> _GIVEN DATA_

=======

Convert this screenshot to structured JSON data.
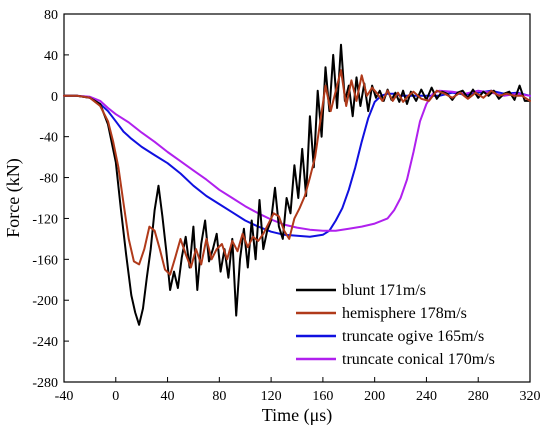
{
  "chart_data": {
    "type": "line",
    "xlabel": "Time (μs)",
    "ylabel": "Force (kN)",
    "xlim": [
      -40,
      320
    ],
    "ylim": [
      -280,
      80
    ],
    "xticks": [
      -40,
      0,
      40,
      80,
      120,
      160,
      200,
      240,
      280,
      320
    ],
    "yticks": [
      80,
      40,
      0,
      -40,
      -80,
      -120,
      -160,
      -200,
      -240,
      -280
    ],
    "grid": false,
    "legend_position": "bottom-right",
    "series": [
      {
        "name": "blunt 171m/s",
        "color": "#000000",
        "x": [
          -40,
          -30,
          -20,
          -12,
          -6,
          0,
          4,
          8,
          12,
          15,
          18,
          21,
          24,
          27,
          30,
          33,
          36,
          39,
          42,
          45,
          48,
          51,
          54,
          57,
          60,
          63,
          66,
          69,
          72,
          75,
          78,
          81,
          84,
          87,
          90,
          93,
          96,
          99,
          102,
          105,
          108,
          111,
          114,
          117,
          120,
          123,
          126,
          129,
          132,
          135,
          138,
          141,
          144,
          147,
          150,
          153,
          156,
          159,
          162,
          165,
          168,
          171,
          174,
          177,
          180,
          183,
          186,
          189,
          192,
          195,
          198,
          201,
          204,
          207,
          210,
          213,
          216,
          219,
          222,
          225,
          228,
          232,
          236,
          240,
          244,
          248,
          252,
          256,
          260,
          264,
          268,
          272,
          276,
          280,
          284,
          288,
          292,
          296,
          300,
          304,
          308,
          312,
          316,
          320
        ],
        "y": [
          0,
          0,
          -2,
          -8,
          -28,
          -65,
          -112,
          -155,
          -195,
          -212,
          -224,
          -208,
          -178,
          -150,
          -112,
          -88,
          -118,
          -152,
          -190,
          -172,
          -188,
          -158,
          -138,
          -168,
          -128,
          -190,
          -145,
          -122,
          -162,
          -150,
          -135,
          -172,
          -150,
          -178,
          -140,
          -215,
          -160,
          -130,
          -168,
          -122,
          -160,
          -102,
          -150,
          -132,
          -122,
          -90,
          -128,
          -140,
          -100,
          -115,
          -68,
          -100,
          -52,
          -98,
          -20,
          -70,
          5,
          -40,
          28,
          -15,
          40,
          -12,
          50,
          -5,
          10,
          -20,
          18,
          -10,
          12,
          -15,
          10,
          -2,
          5,
          -5,
          6,
          -4,
          3,
          -6,
          5,
          -8,
          4,
          -5,
          6,
          -4,
          8,
          -3,
          4,
          2,
          -4,
          3,
          5,
          -2,
          6,
          -2,
          4,
          0,
          5,
          -3,
          2,
          4,
          -4,
          10,
          -5,
          -5
        ]
      },
      {
        "name": "hemisphere 178m/s",
        "color": "#b03a1a",
        "x": [
          -40,
          -30,
          -20,
          -12,
          -6,
          -2,
          2,
          6,
          10,
          14,
          18,
          22,
          26,
          30,
          34,
          38,
          42,
          46,
          50,
          54,
          58,
          62,
          66,
          70,
          74,
          78,
          82,
          86,
          90,
          94,
          98,
          102,
          106,
          110,
          114,
          118,
          122,
          126,
          130,
          134,
          138,
          142,
          146,
          150,
          154,
          158,
          162,
          166,
          170,
          174,
          178,
          182,
          186,
          190,
          194,
          198,
          202,
          206,
          210,
          214,
          218,
          222,
          226,
          230,
          236,
          242,
          248,
          254,
          260,
          266,
          272,
          278,
          284,
          290,
          296,
          302,
          308,
          314,
          320
        ],
        "y": [
          0,
          0,
          -2,
          -10,
          -25,
          -45,
          -70,
          -105,
          -140,
          -162,
          -165,
          -150,
          -128,
          -132,
          -150,
          -170,
          -175,
          -158,
          -140,
          -155,
          -168,
          -150,
          -165,
          -140,
          -160,
          -150,
          -145,
          -160,
          -142,
          -152,
          -135,
          -148,
          -138,
          -142,
          -135,
          -125,
          -115,
          -118,
          -132,
          -140,
          -120,
          -110,
          -98,
          -80,
          -60,
          -25,
          10,
          -15,
          5,
          25,
          -10,
          15,
          -5,
          20,
          0,
          8,
          2,
          -5,
          5,
          -5,
          3,
          -6,
          0,
          4,
          -3,
          -5,
          5,
          2,
          -2,
          3,
          -3,
          3,
          -2,
          5,
          0,
          2,
          0,
          0,
          -5
        ]
      },
      {
        "name": "truncate ogive 165m/s",
        "color": "#1010e0",
        "x": [
          -40,
          -30,
          -20,
          -12,
          -6,
          0,
          6,
          12,
          20,
          30,
          40,
          50,
          60,
          70,
          80,
          90,
          100,
          110,
          120,
          130,
          140,
          150,
          160,
          165,
          170,
          175,
          180,
          185,
          190,
          195,
          200,
          205,
          210,
          215,
          220,
          230,
          240,
          250,
          260,
          270,
          280,
          290,
          300,
          310,
          320
        ],
        "y": [
          0,
          0,
          -2,
          -8,
          -15,
          -25,
          -35,
          -42,
          -50,
          -58,
          -66,
          -76,
          -88,
          -98,
          -106,
          -114,
          -122,
          -128,
          -133,
          -136,
          -137,
          -138,
          -136,
          -132,
          -122,
          -110,
          -92,
          -70,
          -45,
          -22,
          -6,
          0,
          2,
          2,
          0,
          0,
          0,
          0,
          3,
          1,
          3,
          5,
          2,
          3,
          0
        ]
      },
      {
        "name": "truncate conical 170m/s",
        "color": "#b020ee",
        "x": [
          -40,
          -30,
          -20,
          -12,
          -6,
          0,
          10,
          20,
          30,
          40,
          50,
          60,
          70,
          80,
          90,
          100,
          110,
          120,
          130,
          140,
          150,
          160,
          170,
          180,
          190,
          200,
          210,
          215,
          220,
          225,
          230,
          235,
          240,
          245,
          250,
          260,
          270,
          280,
          290,
          300,
          310,
          320
        ],
        "y": [
          0,
          0,
          -1,
          -5,
          -12,
          -18,
          -26,
          -36,
          -45,
          -55,
          -64,
          -73,
          -82,
          -92,
          -100,
          -108,
          -115,
          -121,
          -126,
          -129,
          -131,
          -132,
          -132,
          -130,
          -128,
          -125,
          -120,
          -112,
          -100,
          -82,
          -55,
          -25,
          -8,
          2,
          5,
          4,
          2,
          5,
          3,
          0,
          2,
          0
        ]
      }
    ]
  }
}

=======

> _WORK TO DO_
Every line is to be duplicated exactly, though pictures stay out.

> _SOLUTION TO THIS EXERCISE_
Convert this screenshot to structured JSON data.
{
  "chart_data": {
    "type": "line",
    "xlabel": "Time (μs)",
    "ylabel": "Force (kN)",
    "xlim": [
      -40,
      320
    ],
    "ylim": [
      -280,
      80
    ],
    "xticks": [
      -40,
      0,
      40,
      80,
      120,
      160,
      200,
      240,
      280,
      320
    ],
    "yticks": [
      80,
      40,
      0,
      -40,
      -80,
      -120,
      -160,
      -200,
      -240,
      -280
    ],
    "grid": false,
    "legend_position": "bottom-right",
    "series": [
      {
        "name": "blunt 171m/s",
        "color": "#000000",
        "x": [
          -40,
          -30,
          -20,
          -12,
          -6,
          0,
          4,
          8,
          12,
          15,
          18,
          21,
          24,
          27,
          30,
          33,
          36,
          39,
          42,
          45,
          48,
          51,
          54,
          57,
          60,
          63,
          66,
          69,
          72,
          75,
          78,
          81,
          84,
          87,
          90,
          93,
          96,
          99,
          102,
          105,
          108,
          111,
          114,
          117,
          120,
          123,
          126,
          129,
          132,
          135,
          138,
          141,
          144,
          147,
          150,
          153,
          156,
          159,
          162,
          165,
          168,
          171,
          174,
          177,
          180,
          183,
          186,
          189,
          192,
          195,
          198,
          201,
          204,
          207,
          210,
          213,
          216,
          219,
          222,
          225,
          228,
          232,
          236,
          240,
          244,
          248,
          252,
          256,
          260,
          264,
          268,
          272,
          276,
          280,
          284,
          288,
          292,
          296,
          300,
          304,
          308,
          312,
          316,
          320
        ],
        "y": [
          0,
          0,
          -2,
          -8,
          -28,
          -65,
          -112,
          -155,
          -195,
          -212,
          -224,
          -208,
          -178,
          -150,
          -112,
          -88,
          -118,
          -152,
          -190,
          -172,
          -188,
          -158,
          -138,
          -168,
          -128,
          -190,
          -145,
          -122,
          -162,
          -150,
          -135,
          -172,
          -150,
          -178,
          -140,
          -215,
          -160,
          -130,
          -168,
          -122,
          -160,
          -102,
          -150,
          -132,
          -122,
          -90,
          -128,
          -140,
          -100,
          -115,
          -68,
          -100,
          -52,
          -98,
          -20,
          -70,
          5,
          -40,
          28,
          -15,
          40,
          -12,
          50,
          -5,
          10,
          -20,
          18,
          -10,
          12,
          -15,
          10,
          -2,
          5,
          -5,
          6,
          -4,
          3,
          -6,
          5,
          -8,
          4,
          -5,
          6,
          -4,
          8,
          -3,
          4,
          2,
          -4,
          3,
          5,
          -2,
          6,
          -2,
          4,
          0,
          5,
          -3,
          2,
          4,
          -4,
          10,
          -5,
          -5
        ]
      },
      {
        "name": "hemisphere 178m/s",
        "color": "#b03a1a",
        "x": [
          -40,
          -30,
          -20,
          -12,
          -6,
          -2,
          2,
          6,
          10,
          14,
          18,
          22,
          26,
          30,
          34,
          38,
          42,
          46,
          50,
          54,
          58,
          62,
          66,
          70,
          74,
          78,
          82,
          86,
          90,
          94,
          98,
          102,
          106,
          110,
          114,
          118,
          122,
          126,
          130,
          134,
          138,
          142,
          146,
          150,
          154,
          158,
          162,
          166,
          170,
          174,
          178,
          182,
          186,
          190,
          194,
          198,
          202,
          206,
          210,
          214,
          218,
          222,
          226,
          230,
          236,
          242,
          248,
          254,
          260,
          266,
          272,
          278,
          284,
          290,
          296,
          302,
          308,
          314,
          320
        ],
        "y": [
          0,
          0,
          -2,
          -10,
          -25,
          -45,
          -70,
          -105,
          -140,
          -162,
          -165,
          -150,
          -128,
          -132,
          -150,
          -170,
          -175,
          -158,
          -140,
          -155,
          -168,
          -150,
          -165,
          -140,
          -160,
          -150,
          -145,
          -160,
          -142,
          -152,
          -135,
          -148,
          -138,
          -142,
          -135,
          -125,
          -115,
          -118,
          -132,
          -140,
          -120,
          -110,
          -98,
          -80,
          -60,
          -25,
          10,
          -15,
          5,
          25,
          -10,
          15,
          -5,
          20,
          0,
          8,
          2,
          -5,
          5,
          -5,
          3,
          -6,
          0,
          4,
          -3,
          -5,
          5,
          2,
          -2,
          3,
          -3,
          3,
          -2,
          5,
          0,
          2,
          0,
          0,
          -5
        ]
      },
      {
        "name": "truncate ogive 165m/s",
        "color": "#1010e0",
        "x": [
          -40,
          -30,
          -20,
          -12,
          -6,
          0,
          6,
          12,
          20,
          30,
          40,
          50,
          60,
          70,
          80,
          90,
          100,
          110,
          120,
          130,
          140,
          150,
          160,
          165,
          170,
          175,
          180,
          185,
          190,
          195,
          200,
          205,
          210,
          215,
          220,
          230,
          240,
          250,
          260,
          270,
          280,
          290,
          300,
          310,
          320
        ],
        "y": [
          0,
          0,
          -2,
          -8,
          -15,
          -25,
          -35,
          -42,
          -50,
          -58,
          -66,
          -76,
          -88,
          -98,
          -106,
          -114,
          -122,
          -128,
          -133,
          -136,
          -137,
          -138,
          -136,
          -132,
          -122,
          -110,
          -92,
          -70,
          -45,
          -22,
          -6,
          0,
          2,
          2,
          0,
          0,
          0,
          0,
          3,
          1,
          3,
          5,
          2,
          3,
          0
        ]
      },
      {
        "name": "truncate conical 170m/s",
        "color": "#b020ee",
        "x": [
          -40,
          -30,
          -20,
          -12,
          -6,
          0,
          10,
          20,
          30,
          40,
          50,
          60,
          70,
          80,
          90,
          100,
          110,
          120,
          130,
          140,
          150,
          160,
          170,
          180,
          190,
          200,
          210,
          215,
          220,
          225,
          230,
          235,
          240,
          245,
          250,
          260,
          270,
          280,
          290,
          300,
          310,
          320
        ],
        "y": [
          0,
          0,
          -1,
          -5,
          -12,
          -18,
          -26,
          -36,
          -45,
          -55,
          -64,
          -73,
          -82,
          -92,
          -100,
          -108,
          -115,
          -121,
          -126,
          -129,
          -131,
          -132,
          -132,
          -130,
          -128,
          -125,
          -120,
          -112,
          -100,
          -82,
          -55,
          -25,
          -8,
          2,
          5,
          4,
          2,
          5,
          3,
          0,
          2,
          0
        ]
      }
    ]
  }
}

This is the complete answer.